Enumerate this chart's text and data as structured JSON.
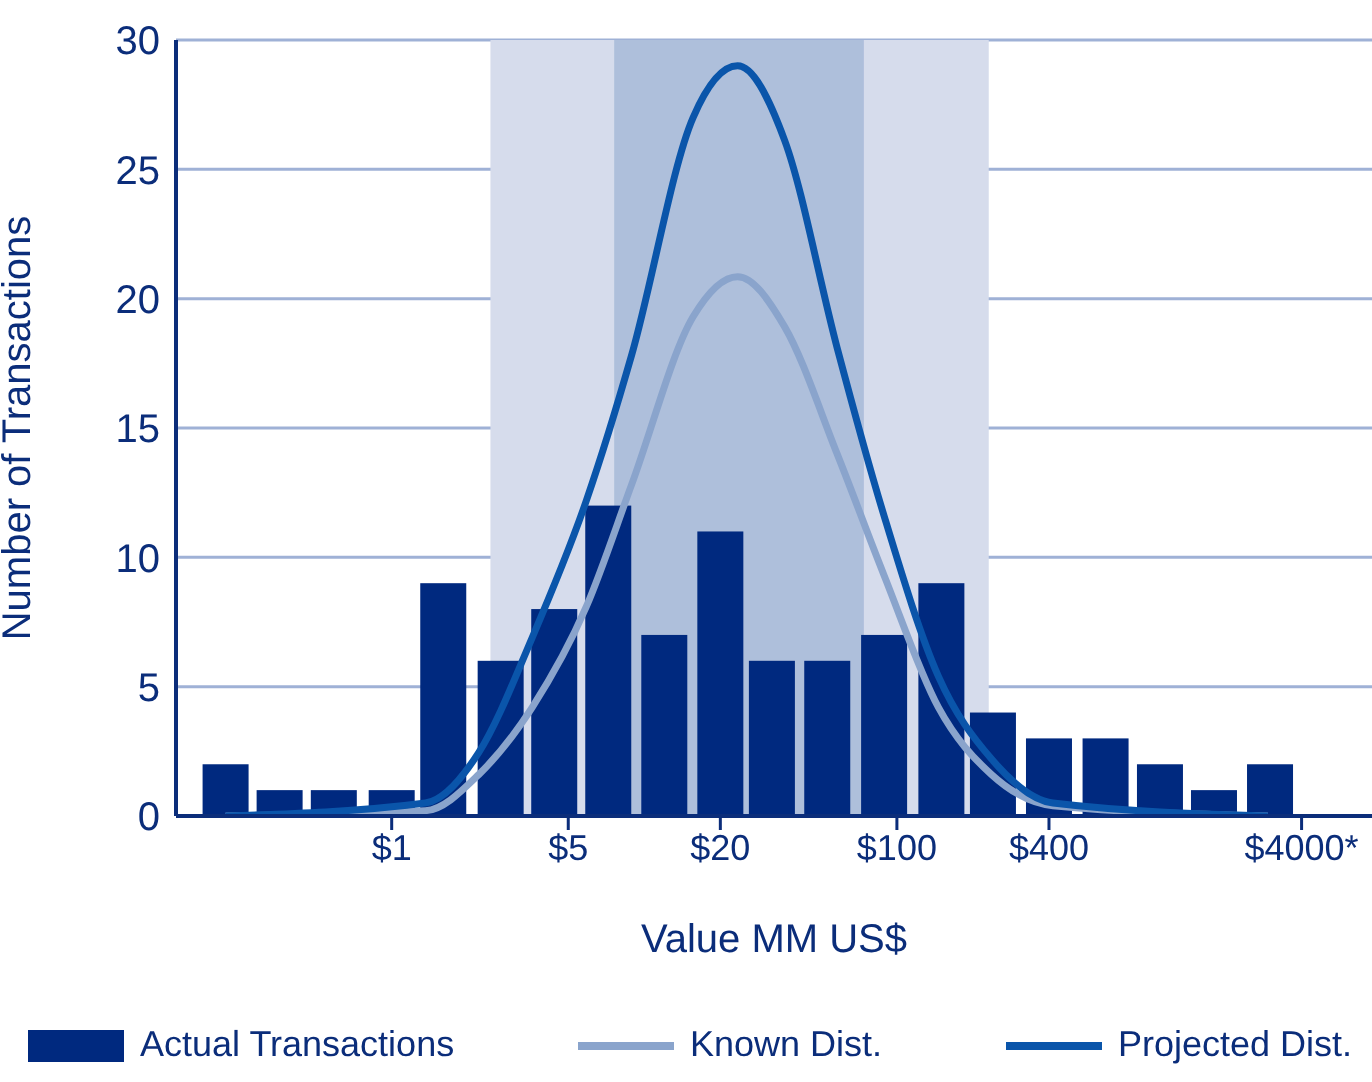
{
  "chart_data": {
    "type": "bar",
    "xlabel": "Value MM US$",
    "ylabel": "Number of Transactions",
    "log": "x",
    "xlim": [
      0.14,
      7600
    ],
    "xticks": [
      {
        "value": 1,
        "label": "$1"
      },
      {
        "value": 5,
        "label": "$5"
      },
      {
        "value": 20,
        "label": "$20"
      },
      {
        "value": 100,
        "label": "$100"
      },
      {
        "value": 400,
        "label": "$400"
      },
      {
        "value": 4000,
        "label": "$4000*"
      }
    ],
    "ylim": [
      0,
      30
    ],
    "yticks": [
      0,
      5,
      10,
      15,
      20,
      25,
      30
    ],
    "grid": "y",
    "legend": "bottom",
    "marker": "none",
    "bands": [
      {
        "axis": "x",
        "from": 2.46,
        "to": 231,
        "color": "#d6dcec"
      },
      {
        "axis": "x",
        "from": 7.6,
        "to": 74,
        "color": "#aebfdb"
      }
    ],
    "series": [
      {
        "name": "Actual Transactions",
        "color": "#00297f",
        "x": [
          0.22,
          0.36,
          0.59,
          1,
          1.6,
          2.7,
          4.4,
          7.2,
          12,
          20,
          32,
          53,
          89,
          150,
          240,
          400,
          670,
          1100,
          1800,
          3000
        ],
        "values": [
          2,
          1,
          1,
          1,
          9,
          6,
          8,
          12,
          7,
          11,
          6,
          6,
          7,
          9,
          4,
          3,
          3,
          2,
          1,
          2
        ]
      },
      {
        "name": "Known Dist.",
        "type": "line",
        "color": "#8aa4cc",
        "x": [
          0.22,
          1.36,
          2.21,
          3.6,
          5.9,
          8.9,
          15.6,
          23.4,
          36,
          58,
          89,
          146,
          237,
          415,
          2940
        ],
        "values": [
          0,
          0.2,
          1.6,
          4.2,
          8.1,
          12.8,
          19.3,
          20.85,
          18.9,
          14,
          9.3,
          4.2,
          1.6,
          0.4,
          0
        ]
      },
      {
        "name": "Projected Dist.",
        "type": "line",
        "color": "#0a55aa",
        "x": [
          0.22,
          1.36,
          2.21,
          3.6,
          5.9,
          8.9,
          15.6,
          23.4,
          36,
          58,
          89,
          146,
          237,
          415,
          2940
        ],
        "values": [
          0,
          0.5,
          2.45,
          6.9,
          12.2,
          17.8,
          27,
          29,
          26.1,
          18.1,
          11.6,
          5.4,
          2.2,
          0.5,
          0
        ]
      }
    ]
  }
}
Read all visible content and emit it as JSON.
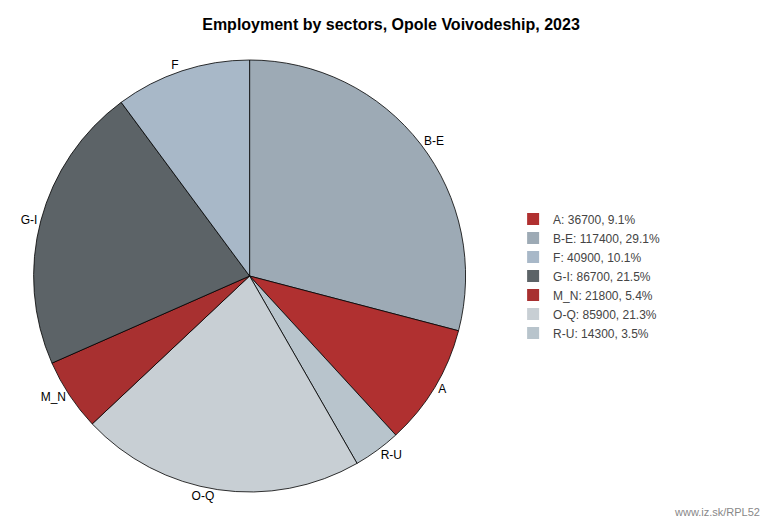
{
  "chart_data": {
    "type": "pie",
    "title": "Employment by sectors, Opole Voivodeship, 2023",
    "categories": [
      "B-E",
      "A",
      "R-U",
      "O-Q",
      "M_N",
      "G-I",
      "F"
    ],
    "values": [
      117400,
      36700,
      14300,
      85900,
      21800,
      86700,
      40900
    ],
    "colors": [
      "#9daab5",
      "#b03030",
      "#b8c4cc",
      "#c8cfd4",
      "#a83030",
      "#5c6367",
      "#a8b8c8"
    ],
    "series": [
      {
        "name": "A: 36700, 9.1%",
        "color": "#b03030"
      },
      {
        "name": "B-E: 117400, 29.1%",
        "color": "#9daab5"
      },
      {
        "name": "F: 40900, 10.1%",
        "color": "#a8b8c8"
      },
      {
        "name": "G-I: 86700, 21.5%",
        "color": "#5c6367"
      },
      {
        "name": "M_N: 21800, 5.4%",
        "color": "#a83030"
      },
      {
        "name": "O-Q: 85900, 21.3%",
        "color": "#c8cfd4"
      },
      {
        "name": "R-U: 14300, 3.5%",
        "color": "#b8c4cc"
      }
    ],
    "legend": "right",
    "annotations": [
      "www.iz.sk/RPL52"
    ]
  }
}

(OBJECTIVE): List every line in the records above that contains the word "Dist".

(EXERCISE OUTPUT):
        "name": "Known Dist.",
        "name": "Projected Dist.",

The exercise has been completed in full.